#### Passage given ####

The ‘seven deadly sins’ of behaviour all investors should be aware of

19 March 2019

Merian Global Investors’ Ian Heslop highlights the cognitive and emotional errors that investors often make and how to avoid them.

By Rob Langston,

News editor, FE Trustnet

There are seven types of behaviour that lead to mispricing of companies and opportunities in markets that all investors should be aware of, according to Merian Global Investors’ Ian Heslop.

Heslop, who is Merian’s head of global equities and manager on the £1bn Merian Global Equity fund, said that the post-financial crisis bull run has seen the recurrence of some behavioural biases among investors.

Such behaviours, however, can lead to opportunities, particularly when large number of investors are behaving in a similar fashion, for those that are aware of these ‘deadly sins’ and know the best ways of exploiting them.

Below, Heslop outlines the ‘seven deadly sins’ of behaviour all investors should be aware of.

 

Herding

The first issue that investors should pay attention to is herding, which Heslop said has been seen in the violent short-term trends of recent months.

Herding, he said, leads investors to panic and sell after the market falls and buy at the top of rallies.

“It reminds me of a film called The Breakfast Club – it’s not often you get to use a teen film in a presentation – I remember the adolescents in school and the principal utters one of the great lines ‘Don’t mess with the bull, young man, you’ll get the horns’,” he said.

“And I think at the crux of that is the real issue that we have within markets right now: understanding when is momentum an opportunity for us, but also – as importantly – when is momentum dangerous.”

He added: “It’s very difficult to be a contrarian investor in an environment where everybody is moving in one direction and it much harder to take a decision not go into that direction.”

As such, Heslop said investors should take a calm, long-term perspective, have confidence in the judgements backed by evidence even when it is contracted by others’ short-term behaviour.

 

Loss aversion

The next deadly sin is loss aversion, said Heslop, who noted that a loss is often felt more keenly than the pleasure of a profit.

####

__Challenge 1__: Decide whether each statement agrees with the article on investors' "seven deadly sins." Answer yes or no for each, and quote the article's deciding words. (a) Ian Heslop manages the £1bn Merian Global Equity fund. (b) Herding leads investors to buy after the market falls. (c) A loss is often felt more keenly than the pleasure of a profit.
__Challenge 2__: Pick up the article on investors' "seven deadly sins" of behavior at the point where it stops, and continue it.
The material after this text is not needed.

#### Source material ####

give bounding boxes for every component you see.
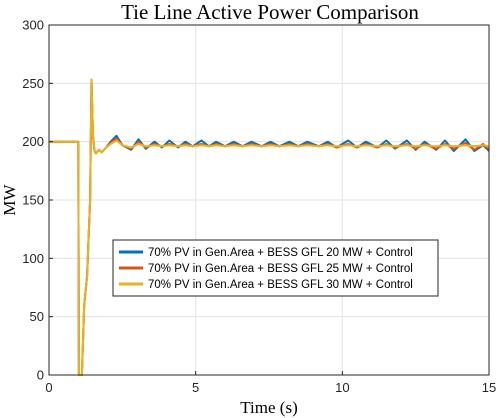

####

__Task result 1__:
(a) Yes: "manager on the £1bn Merian Global Equity fund"
(b) No: "leads investors to panic and sell after the market falls and buy at the top of rallies"
(c) Yes: "a loss is often felt more keenly than the pleasure of a profit"

__Task result 2__:
The Merian manager said that after several years of low volatility prior to 2018, many investors had forgotten how to handle losses.

Performance of S&P 500 since 30 September 2018

 

Source: FE Analytics

“We feel negatives more than the positives, and we’ve seen that over the past couple of months,” he explained, noting that the painful end to 2018 may have prevented some investors from taking part in the sharp rally seen at the start of the year.

To combat this, the global equities head said investors should adopt a broader view, setting losses in the context overall long-term profits.


 

Confirmation bias

The third behaviour highlighted by Heslop is confirmation bias, which he said managers are often guilty of unconsciously filtering out data that would contradict existing beliefs.

“As fund managers we have more data than we know what to do with,” he said. “And part of our role is finding out what’s relevant and what is not.”

To prevent this, investors need to adopt a systematic approach based on a disciplined and objective methodology when analysing data.

 

Anchoring

Another documented deadly sin is anchoring, in which investors rely heavily on one piece of information, according to Heslop.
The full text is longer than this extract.